[Items from a dataset]
++++++++++++++++++++
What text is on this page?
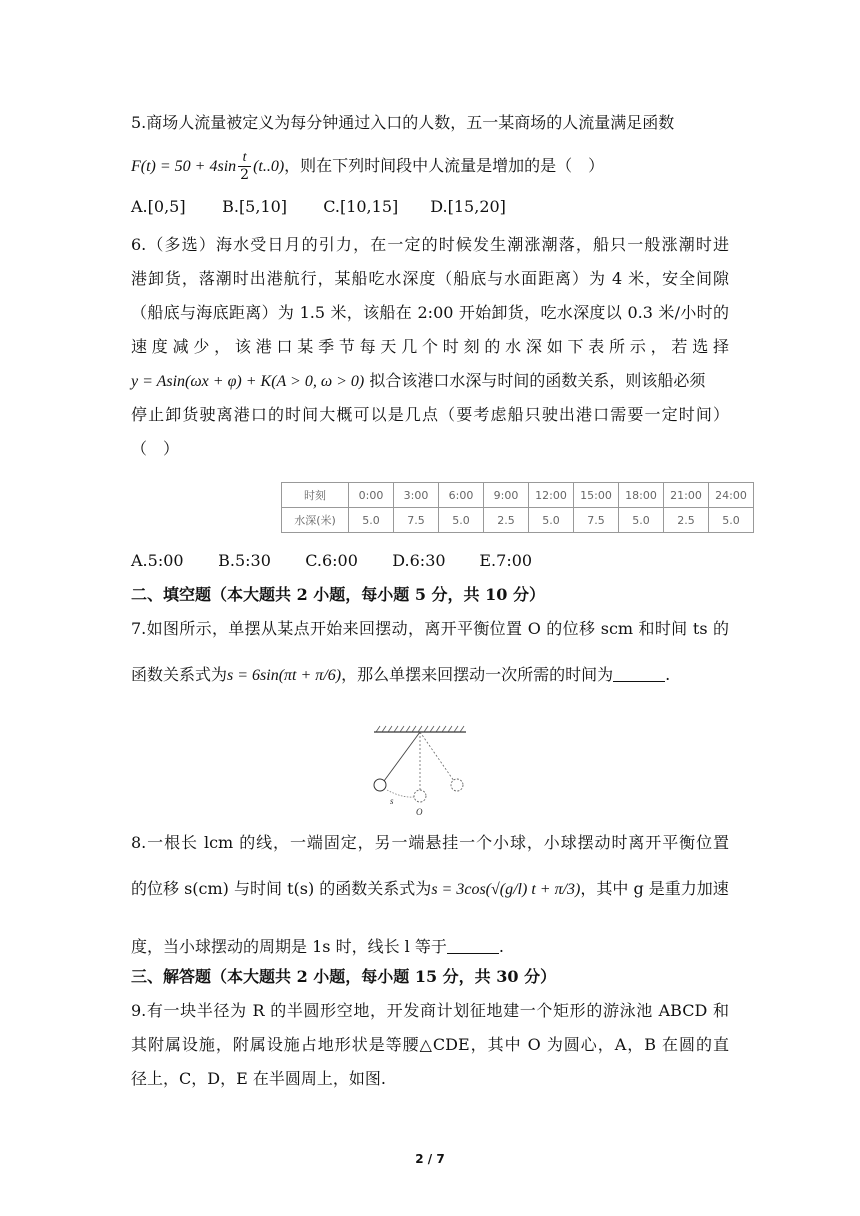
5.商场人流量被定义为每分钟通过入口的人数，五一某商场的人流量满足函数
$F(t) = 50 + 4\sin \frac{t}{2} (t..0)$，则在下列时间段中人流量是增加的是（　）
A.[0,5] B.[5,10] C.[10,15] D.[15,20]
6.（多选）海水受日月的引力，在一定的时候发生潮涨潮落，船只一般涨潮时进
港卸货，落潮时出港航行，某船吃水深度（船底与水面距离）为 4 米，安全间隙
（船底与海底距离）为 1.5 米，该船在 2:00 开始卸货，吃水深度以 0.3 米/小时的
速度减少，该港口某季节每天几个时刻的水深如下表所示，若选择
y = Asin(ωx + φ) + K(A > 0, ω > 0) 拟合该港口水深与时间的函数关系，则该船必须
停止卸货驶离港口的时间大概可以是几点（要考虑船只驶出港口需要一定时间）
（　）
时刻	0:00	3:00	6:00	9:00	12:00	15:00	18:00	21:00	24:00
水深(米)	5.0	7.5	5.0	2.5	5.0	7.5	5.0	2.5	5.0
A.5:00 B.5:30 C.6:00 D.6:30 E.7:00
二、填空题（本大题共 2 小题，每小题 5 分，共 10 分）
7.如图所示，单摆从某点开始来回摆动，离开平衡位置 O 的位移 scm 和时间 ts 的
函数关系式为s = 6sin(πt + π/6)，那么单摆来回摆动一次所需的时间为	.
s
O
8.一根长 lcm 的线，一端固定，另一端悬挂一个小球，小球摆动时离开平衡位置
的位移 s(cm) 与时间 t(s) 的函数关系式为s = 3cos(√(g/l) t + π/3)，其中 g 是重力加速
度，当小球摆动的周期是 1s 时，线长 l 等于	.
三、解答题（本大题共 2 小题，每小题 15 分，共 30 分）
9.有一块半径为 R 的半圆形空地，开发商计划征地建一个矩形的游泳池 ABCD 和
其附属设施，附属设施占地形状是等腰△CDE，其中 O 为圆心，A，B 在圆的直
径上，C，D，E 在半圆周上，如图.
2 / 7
++++++++++++++++++++
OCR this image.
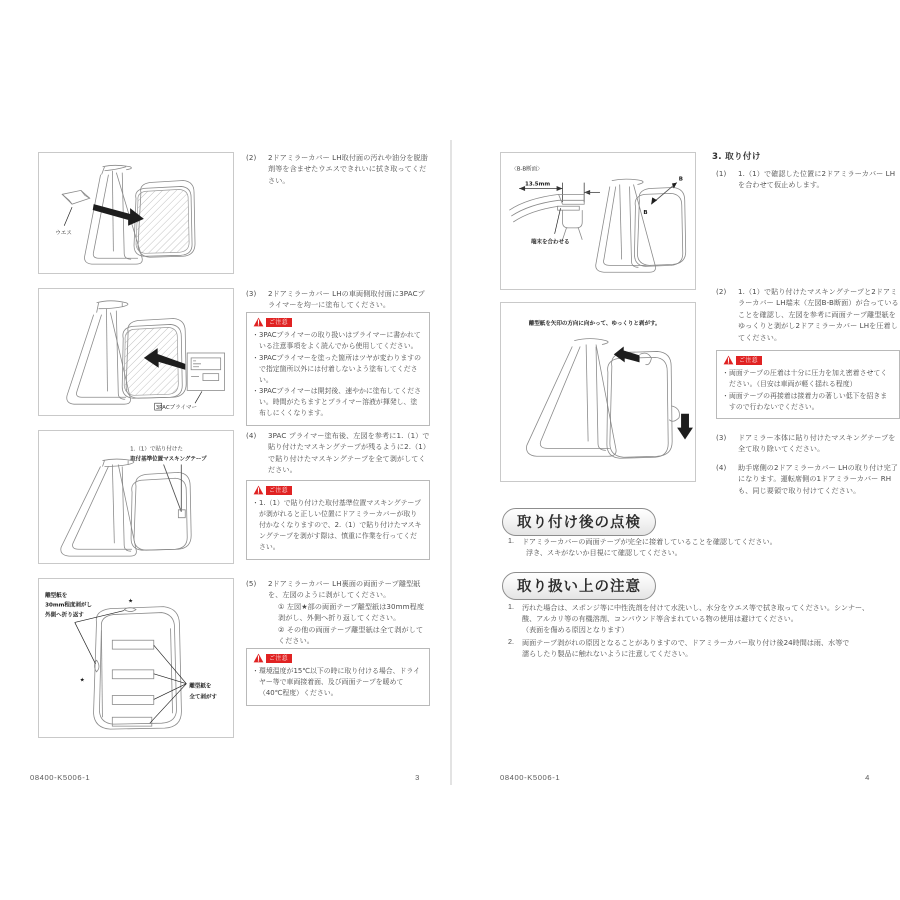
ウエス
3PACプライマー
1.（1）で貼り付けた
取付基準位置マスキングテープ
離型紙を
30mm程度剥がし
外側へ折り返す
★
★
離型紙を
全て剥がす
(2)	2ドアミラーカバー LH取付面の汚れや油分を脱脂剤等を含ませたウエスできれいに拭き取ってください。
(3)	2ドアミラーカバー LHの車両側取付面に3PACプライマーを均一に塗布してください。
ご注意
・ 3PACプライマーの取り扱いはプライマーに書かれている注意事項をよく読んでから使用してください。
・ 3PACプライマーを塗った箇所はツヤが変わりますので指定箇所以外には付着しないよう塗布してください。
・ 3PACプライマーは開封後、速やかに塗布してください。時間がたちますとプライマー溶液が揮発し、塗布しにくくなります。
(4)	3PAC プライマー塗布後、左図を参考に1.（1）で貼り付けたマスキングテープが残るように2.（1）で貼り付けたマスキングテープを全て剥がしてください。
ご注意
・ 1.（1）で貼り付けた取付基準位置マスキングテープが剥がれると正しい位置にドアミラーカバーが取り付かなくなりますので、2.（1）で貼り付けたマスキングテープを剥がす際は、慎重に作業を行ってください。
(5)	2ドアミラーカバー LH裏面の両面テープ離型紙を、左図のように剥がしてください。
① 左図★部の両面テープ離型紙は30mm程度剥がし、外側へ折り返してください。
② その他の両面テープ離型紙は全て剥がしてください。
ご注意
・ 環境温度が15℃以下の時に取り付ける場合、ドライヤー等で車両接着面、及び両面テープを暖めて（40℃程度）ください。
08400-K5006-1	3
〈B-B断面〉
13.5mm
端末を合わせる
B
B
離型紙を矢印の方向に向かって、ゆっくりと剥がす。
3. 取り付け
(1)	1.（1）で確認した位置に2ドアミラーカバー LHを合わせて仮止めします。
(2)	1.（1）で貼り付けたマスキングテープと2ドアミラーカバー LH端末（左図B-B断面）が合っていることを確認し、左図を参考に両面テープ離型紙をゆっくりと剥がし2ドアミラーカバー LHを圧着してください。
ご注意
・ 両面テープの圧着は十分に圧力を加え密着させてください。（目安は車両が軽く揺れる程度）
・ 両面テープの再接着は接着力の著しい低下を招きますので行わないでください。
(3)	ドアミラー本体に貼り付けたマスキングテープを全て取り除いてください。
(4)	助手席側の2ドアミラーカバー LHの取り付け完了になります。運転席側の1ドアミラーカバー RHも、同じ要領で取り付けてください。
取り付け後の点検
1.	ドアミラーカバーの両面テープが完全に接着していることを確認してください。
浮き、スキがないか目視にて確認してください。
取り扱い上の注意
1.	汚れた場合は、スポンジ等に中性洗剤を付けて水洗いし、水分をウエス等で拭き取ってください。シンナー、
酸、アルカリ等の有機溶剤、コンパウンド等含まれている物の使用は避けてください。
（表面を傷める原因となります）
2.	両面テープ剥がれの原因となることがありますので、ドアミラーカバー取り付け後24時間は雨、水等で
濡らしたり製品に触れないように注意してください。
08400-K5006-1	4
++++++++++++++++++++
* [Requirements] Of the lines in this material, state how many hold the string "本大题共". Write no other words.

* [Solution to the problem] 2